• [OBJECTIVE]
Reproduce all of the data exactly.
* Start RECORDS TO PROCESS *
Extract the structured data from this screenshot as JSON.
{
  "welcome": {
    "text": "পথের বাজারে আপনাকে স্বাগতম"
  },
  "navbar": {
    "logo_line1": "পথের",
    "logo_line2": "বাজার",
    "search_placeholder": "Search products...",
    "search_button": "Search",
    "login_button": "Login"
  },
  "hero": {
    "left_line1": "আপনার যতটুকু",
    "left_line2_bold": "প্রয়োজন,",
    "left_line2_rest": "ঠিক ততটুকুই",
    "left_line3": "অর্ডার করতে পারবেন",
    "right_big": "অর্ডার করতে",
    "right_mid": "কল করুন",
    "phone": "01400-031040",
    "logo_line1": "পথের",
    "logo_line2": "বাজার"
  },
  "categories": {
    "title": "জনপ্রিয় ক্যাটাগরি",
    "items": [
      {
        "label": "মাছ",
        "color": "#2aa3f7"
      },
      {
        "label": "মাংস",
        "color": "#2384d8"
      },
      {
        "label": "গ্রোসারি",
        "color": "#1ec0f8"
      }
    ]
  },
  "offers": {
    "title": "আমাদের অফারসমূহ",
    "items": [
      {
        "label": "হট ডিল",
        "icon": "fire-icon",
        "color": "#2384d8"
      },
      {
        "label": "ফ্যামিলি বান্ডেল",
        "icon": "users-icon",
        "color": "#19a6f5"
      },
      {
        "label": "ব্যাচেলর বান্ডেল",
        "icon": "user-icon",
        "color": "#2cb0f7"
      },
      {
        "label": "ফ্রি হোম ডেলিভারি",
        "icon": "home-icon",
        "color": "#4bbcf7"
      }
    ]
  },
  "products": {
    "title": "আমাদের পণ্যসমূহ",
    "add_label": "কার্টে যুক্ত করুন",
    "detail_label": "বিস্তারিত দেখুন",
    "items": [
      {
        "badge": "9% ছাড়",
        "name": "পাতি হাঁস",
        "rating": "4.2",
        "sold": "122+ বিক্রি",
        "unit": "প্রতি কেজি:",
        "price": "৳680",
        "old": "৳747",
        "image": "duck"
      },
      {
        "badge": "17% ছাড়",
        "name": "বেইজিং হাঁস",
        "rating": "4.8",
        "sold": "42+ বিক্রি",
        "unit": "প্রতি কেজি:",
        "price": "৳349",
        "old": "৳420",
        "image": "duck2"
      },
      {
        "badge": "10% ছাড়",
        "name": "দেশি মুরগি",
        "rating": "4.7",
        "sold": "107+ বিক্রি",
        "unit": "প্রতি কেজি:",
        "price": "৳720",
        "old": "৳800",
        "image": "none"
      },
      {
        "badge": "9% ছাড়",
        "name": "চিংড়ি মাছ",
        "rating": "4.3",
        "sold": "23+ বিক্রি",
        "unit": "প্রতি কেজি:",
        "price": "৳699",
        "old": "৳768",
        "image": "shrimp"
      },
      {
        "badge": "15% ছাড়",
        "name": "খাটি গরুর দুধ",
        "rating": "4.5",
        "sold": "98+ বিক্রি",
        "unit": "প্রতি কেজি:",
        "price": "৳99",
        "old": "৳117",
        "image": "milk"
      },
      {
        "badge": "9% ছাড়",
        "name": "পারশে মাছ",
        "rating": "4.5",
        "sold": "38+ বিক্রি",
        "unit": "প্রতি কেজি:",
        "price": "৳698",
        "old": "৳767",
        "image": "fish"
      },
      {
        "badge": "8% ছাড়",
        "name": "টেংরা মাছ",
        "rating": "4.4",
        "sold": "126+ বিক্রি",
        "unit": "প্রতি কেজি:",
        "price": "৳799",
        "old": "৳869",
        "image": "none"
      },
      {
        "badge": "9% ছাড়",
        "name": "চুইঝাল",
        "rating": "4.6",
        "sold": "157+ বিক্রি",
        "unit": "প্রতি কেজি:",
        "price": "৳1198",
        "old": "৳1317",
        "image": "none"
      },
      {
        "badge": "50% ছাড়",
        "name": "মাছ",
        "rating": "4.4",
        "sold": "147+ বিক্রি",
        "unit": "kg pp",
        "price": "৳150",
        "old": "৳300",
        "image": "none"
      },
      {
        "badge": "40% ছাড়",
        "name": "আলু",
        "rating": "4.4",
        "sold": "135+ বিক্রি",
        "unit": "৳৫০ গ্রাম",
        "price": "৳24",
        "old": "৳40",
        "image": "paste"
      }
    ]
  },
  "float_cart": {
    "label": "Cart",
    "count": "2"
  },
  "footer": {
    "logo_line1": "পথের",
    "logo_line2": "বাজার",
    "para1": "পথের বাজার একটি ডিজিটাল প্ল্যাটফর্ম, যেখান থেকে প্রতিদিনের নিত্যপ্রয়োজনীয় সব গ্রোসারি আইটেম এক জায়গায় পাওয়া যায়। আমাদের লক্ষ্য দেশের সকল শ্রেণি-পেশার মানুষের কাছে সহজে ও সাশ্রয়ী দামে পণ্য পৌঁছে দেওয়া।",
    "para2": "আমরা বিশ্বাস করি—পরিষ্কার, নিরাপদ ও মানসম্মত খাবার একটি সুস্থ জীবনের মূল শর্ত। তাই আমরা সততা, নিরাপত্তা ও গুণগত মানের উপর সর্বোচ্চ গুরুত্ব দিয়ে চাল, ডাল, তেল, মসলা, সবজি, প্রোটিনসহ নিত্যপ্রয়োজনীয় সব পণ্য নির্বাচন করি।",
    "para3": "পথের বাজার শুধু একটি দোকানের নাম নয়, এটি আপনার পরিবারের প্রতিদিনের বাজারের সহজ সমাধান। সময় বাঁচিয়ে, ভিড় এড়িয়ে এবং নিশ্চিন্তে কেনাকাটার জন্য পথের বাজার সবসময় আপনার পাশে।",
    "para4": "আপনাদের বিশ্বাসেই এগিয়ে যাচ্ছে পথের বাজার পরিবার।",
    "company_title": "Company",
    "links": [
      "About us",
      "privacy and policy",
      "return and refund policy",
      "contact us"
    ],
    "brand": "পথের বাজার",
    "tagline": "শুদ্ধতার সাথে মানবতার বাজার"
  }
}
* End RECORDS TO PROCESS *
• [WRITTEN REPLY]
Extract the structured data from this screenshot as JSON.
{
  "welcome": {
    "text": "পথের বাজারে আপনাকে স্বাগতম"
  },
  "navbar": {
    "logo_line1": "পথের",
    "logo_line2": "বাজার",
    "search_placeholder": "Search products...",
    "search_button": "Search",
    "login_button": "Login"
  },
  "hero": {
    "left_line1": "আপনার যতটুকু",
    "left_line2_bold": "প্রয়োজন,",
    "left_line2_rest": "ঠিক ততটুকুই",
    "left_line3": "অর্ডার করতে পারবেন",
    "right_big": "অর্ডার করতে",
    "right_mid": "কল করুন",
    "phone": "01400-031040",
    "logo_line1": "পথের",
    "logo_line2": "বাজার"
  },
  "categories": {
    "title": "জনপ্রিয় ক্যাটাগরি",
    "items": [
      {
        "label": "মাছ",
        "color": "#2aa3f7"
      },
      {
        "label": "মাংস",
        "color": "#2384d8"
      },
      {
        "label": "গ্রোসারি",
        "color": "#1ec0f8"
      }
    ]
  },
  "offers": {
    "title": "আমাদের অফারসমূহ",
    "items": [
      {
        "label": "হট ডিল",
        "icon": "fire-icon",
        "color": "#2384d8"
      },
      {
        "label": "ফ্যামিলি বান্ডেল",
        "icon": "users-icon",
        "color": "#19a6f5"
      },
      {
        "label": "ব্যাচেলর বান্ডেল",
        "icon": "user-icon",
        "color": "#2cb0f7"
      },
      {
        "label": "ফ্রি হোম ডেলিভারি",
        "icon": "home-icon",
        "color": "#4bbcf7"
      }
    ]
  },
  "products": {
    "title": "আমাদের পণ্যসমূহ",
    "add_label": "কার্টে যুক্ত করুন",
    "detail_label": "বিস্তারিত দেখুন",
    "items": [
      {
        "badge": "9% ছাড়",
        "name": "পাতি হাঁস",
        "rating": "4.2",
        "sold": "122+ বিক্রি",
        "unit": "প্রতি কেজি:",
        "price": "৳680",
        "old": "৳747",
        "image": "duck"
      },
      {
        "badge": "17% ছাড়",
        "name": "বেইজিং হাঁস",
        "rating": "4.8",
        "sold": "42+ বিক্রি",
        "unit": "প্রতি কেজি:",
        "price": "৳349",
        "old": "৳420",
        "image": "duck2"
      },
      {
        "badge": "10% ছাড়",
        "name": "দেশি মুরগি",
        "rating": "4.7",
        "sold": "107+ বিক্রি",
        "unit": "প্রতি কেজি:",
        "price": "৳720",
        "old": "৳800",
        "image": "none"
      },
      {
        "badge": "9% ছাড়",
        "name": "চিংড়ি মাছ",
        "rating": "4.3",
        "sold": "23+ বিক্রি",
        "unit": "প্রতি কেজি:",
        "price": "৳699",
        "old": "৳768",
        "image": "shrimp"
      },
      {
        "badge": "15% ছাড়",
        "name": "খাটি গরুর দুধ",
        "rating": "4.5",
        "sold": "98+ বিক্রি",
        "unit": "প্রতি কেজি:",
        "price": "৳99",
        "old": "৳117",
        "image": "milk"
      },
      {
        "badge": "9% ছাড়",
        "name": "পারশে মাছ",
        "rating": "4.5",
        "sold": "38+ বিক্রি",
        "unit": "প্রতি কেজি:",
        "price": "৳698",
        "old": "৳767",
        "image": "fish"
      },
      {
        "badge": "8% ছাড়",
        "name": "টেংরা মাছ",
        "rating": "4.4",
        "sold": "126+ বিক্রি",
        "unit": "প্রতি কেজি:",
        "price": "৳799",
        "old": "৳869",
        "image": "none"
      },
      {
        "badge": "9% ছাড়",
        "name": "চুইঝাল",
        "rating": "4.6",
        "sold": "157+ বিক্রি",
        "unit": "প্রতি কেজি:",
        "price": "৳1198",
        "old": "৳1317",
        "image": "none"
      },
      {
        "badge": "50% ছাড়",
        "name": "মাছ",
        "rating": "4.4",
        "sold": "147+ বিক্রি",
        "unit": "kg pp",
        "price": "৳150",
        "old": "৳300",
        "image": "none"
      },
      {
        "badge": "40% ছাড়",
        "name": "আলু",
        "rating": "4.4",
        "sold": "135+ বিক্রি",
        "unit": "৳৫০ গ্রাম",
        "price": "৳24",
        "old": "৳40",
        "image": "paste"
      }
    ]
  },
  "float_cart": {
    "label": "Cart",
    "count": "2"
  },
  "footer": {
    "logo_line1": "পথের",
    "logo_line2": "বাজার",
    "para1": "পথের বাজার একটি ডিজিটাল প্ল্যাটফর্ম, যেখান থেকে প্রতিদিনের নিত্যপ্রয়োজনীয় সব গ্রোসারি আইটেম এক জায়গায় পাওয়া যায়। আমাদের লক্ষ্য দেশের সকল শ্রেণি-পেশার মানুষের কাছে সহজে ও সাশ্রয়ী দামে পণ্য পৌঁছে দেওয়া।",
    "para2": "আমরা বিশ্বাস করি—পরিষ্কার, নিরাপদ ও মানসম্মত খাবার একটি সুস্থ জীবনের মূল শর্ত। তাই আমরা সততা, নিরাপত্তা ও গুণগত মানের উপর সর্বোচ্চ গুরুত্ব দিয়ে চাল, ডাল, তেল, মসলা, সবজি, প্রোটিনসহ নিত্যপ্রয়োজনীয় সব পণ্য নির্বাচন করি।",
    "para3": "পথের বাজার শুধু একটি দোকানের নাম নয়, এটি আপনার পরিবারের প্রতিদিনের বাজারের সহজ সমাধান। সময় বাঁচিয়ে, ভিড় এড়িয়ে এবং নিশ্চিন্তে কেনাকাটার জন্য পথের বাজার সবসময় আপনার পাশে।",
    "para4": "আপনাদের বিশ্বাসেই এগিয়ে যাচ্ছে পথের বাজার পরিবার।",
    "company_title": "Company",
    "links": [
      "About us",
      "privacy and policy",
      "return and refund policy",
      "contact us"
    ],
    "brand": "পথের বাজার",
    "tagline": "শুদ্ধতার সাথে মানবতার বাজার"
  }
}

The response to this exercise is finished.